§ PROBLEM DESCRIPTION:
Go through the listing and copy every line word for word.

§ DATA PROVIDED:
---
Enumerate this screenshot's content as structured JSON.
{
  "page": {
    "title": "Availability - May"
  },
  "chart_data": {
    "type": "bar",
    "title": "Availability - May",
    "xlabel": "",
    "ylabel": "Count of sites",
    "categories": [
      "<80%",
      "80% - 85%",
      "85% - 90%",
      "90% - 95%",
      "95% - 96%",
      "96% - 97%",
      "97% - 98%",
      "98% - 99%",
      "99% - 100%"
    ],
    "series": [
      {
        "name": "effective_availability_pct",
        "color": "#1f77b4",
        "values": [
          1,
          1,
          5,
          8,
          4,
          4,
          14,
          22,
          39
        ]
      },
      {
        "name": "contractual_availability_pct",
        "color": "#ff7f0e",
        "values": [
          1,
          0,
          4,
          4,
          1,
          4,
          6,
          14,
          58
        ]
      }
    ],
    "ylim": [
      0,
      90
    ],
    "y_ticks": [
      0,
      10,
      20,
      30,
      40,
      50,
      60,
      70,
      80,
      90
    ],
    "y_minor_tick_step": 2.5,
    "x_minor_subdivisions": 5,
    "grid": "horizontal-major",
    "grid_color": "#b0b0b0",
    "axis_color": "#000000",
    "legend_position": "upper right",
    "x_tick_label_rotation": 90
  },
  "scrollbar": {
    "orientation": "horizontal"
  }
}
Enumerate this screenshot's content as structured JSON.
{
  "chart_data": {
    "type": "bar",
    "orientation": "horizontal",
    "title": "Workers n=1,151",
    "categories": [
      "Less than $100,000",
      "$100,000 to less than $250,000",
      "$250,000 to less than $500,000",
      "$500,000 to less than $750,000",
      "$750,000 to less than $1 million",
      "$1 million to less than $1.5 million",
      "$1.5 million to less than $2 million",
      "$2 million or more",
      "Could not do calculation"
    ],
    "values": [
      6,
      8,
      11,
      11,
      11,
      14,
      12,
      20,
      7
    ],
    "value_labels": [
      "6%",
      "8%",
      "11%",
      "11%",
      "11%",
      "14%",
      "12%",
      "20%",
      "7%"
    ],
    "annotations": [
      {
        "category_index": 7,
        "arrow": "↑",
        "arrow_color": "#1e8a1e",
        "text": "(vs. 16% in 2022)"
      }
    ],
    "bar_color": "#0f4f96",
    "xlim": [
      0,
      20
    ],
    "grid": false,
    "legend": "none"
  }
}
---
§ SOLUTION FOR THIS PROBLEM:
Enumerate this screenshot's content as structured JSON.
{
  "page": {
    "title": "Availability - May"
  },
  "chart_data": {
    "type": "bar",
    "title": "Availability - May",
    "xlabel": "",
    "ylabel": "Count of sites",
    "categories": [
      "<80%",
      "80% - 85%",
      "85% - 90%",
      "90% - 95%",
      "95% - 96%",
      "96% - 97%",
      "97% - 98%",
      "98% - 99%",
      "99% - 100%"
    ],
    "series": [
      {
        "name": "effective_availability_pct",
        "color": "#1f77b4",
        "values": [
          1,
          1,
          5,
          8,
          4,
          4,
          14,
          22,
          39
        ]
      },
      {
        "name": "contractual_availability_pct",
        "color": "#ff7f0e",
        "values": [
          1,
          0,
          4,
          4,
          1,
          4,
          6,
          14,
          58
        ]
      }
    ],
    "ylim": [
      0,
      90
    ],
    "y_ticks": [
      0,
      10,
      20,
      30,
      40,
      50,
      60,
      70,
      80,
      90
    ],
    "y_minor_tick_step": 2.5,
    "x_minor_subdivisions": 5,
    "grid": "horizontal-major",
    "grid_color": "#b0b0b0",
    "axis_color": "#000000",
    "legend_position": "upper right",
    "x_tick_label_rotation": 90
  },
  "scrollbar": {
    "orientation": "horizontal"
  }
}
Enumerate this screenshot's content as structured JSON.
{
  "chart_data": {
    "type": "bar",
    "orientation": "horizontal",
    "title": "Workers n=1,151",
    "categories": [
      "Less than $100,000",
      "$100,000 to less than $250,000",
      "$250,000 to less than $500,000",
      "$500,000 to less than $750,000",
      "$750,000 to less than $1 million",
      "$1 million to less than $1.5 million",
      "$1.5 million to less than $2 million",
      "$2 million or more",
      "Could not do calculation"
    ],
    "values": [
      6,
      8,
      11,
      11,
      11,
      14,
      12,
      20,
      7
    ],
    "value_labels": [
      "6%",
      "8%",
      "11%",
      "11%",
      "11%",
      "14%",
      "12%",
      "20%",
      "7%"
    ],
    "annotations": [
      {
        "category_index": 7,
        "arrow": "↑",
        "arrow_color": "#1e8a1e",
        "text": "(vs. 16% in 2022)"
      }
    ],
    "bar_color": "#0f4f96",
    "xlim": [
      0,
      20
    ],
    "grid": false,
    "legend": "none"
  }
}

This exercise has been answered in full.